(Records)
◇ ◇ ◇

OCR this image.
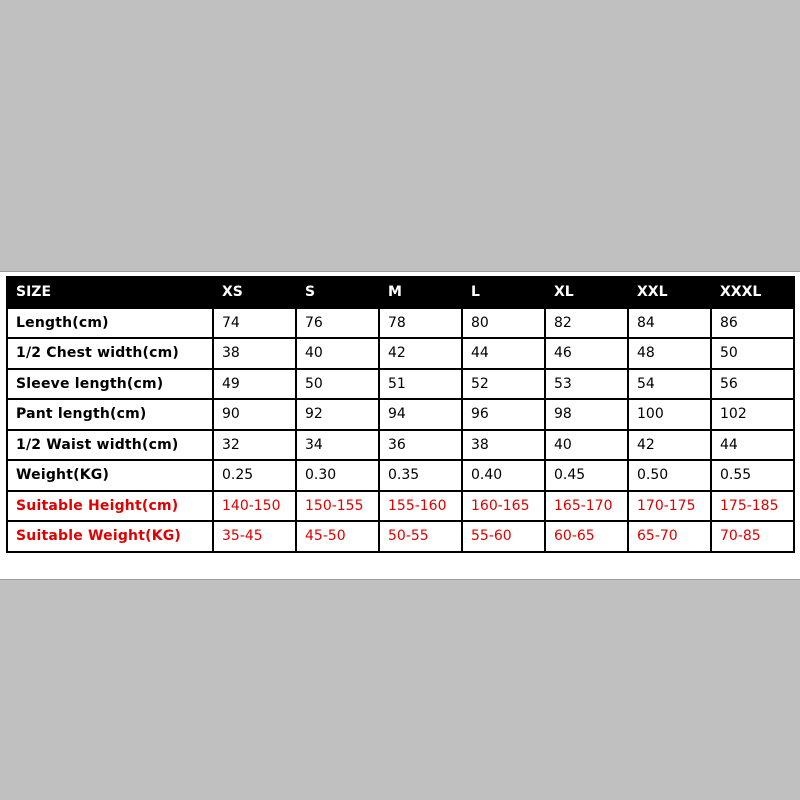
SIZE	XS	S	M	L	XL	XXL	XXXL
Length(cm)	74	76	78	80	82	84	86
1/2 Chest width(cm)	38	40	42	44	46	48	50
Sleeve length(cm)	49	50	51	52	53	54	56
Pant length(cm)	90	92	94	96	98	100	102
1/2 Waist width(cm)	32	34	36	38	40	42	44
Weight(KG)	0.25	0.30	0.35	0.40	0.45	0.50	0.55
Suitable Height(cm)	140-150	150-155	155-160	160-165	165-170	170-175	175-185
Suitable Weight(KG)	35-45	45-50	50-55	55-60	60-65	65-70	70-85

◇ ◇ ◇

◆ **YOUR TASK**: From start to finish, output the listing exactly, but omit its pictures.

◆ **RESPONSE TO THIS TASK**:
OCR this image.
SIZE	XS	S	M	L	XL	XXL	XXXL
Length(cm)	74	76	78	80	82	84	86
1/2 Chest width(cm)	38	40	42	44	46	48	50
Sleeve length(cm)	49	50	51	52	53	54	56
Pant length(cm)	90	92	94	96	98	100	102
1/2 Waist width(cm)	32	34	36	38	40	42	44
Weight(KG)	0.25	0.30	0.35	0.40	0.45	0.50	0.55
Suitable Height(cm)	140-150	150-155	155-160	160-165	165-170	170-175	175-185
Suitable Weight(KG)	35-45	45-50	50-55	55-60	60-65	65-70	70-85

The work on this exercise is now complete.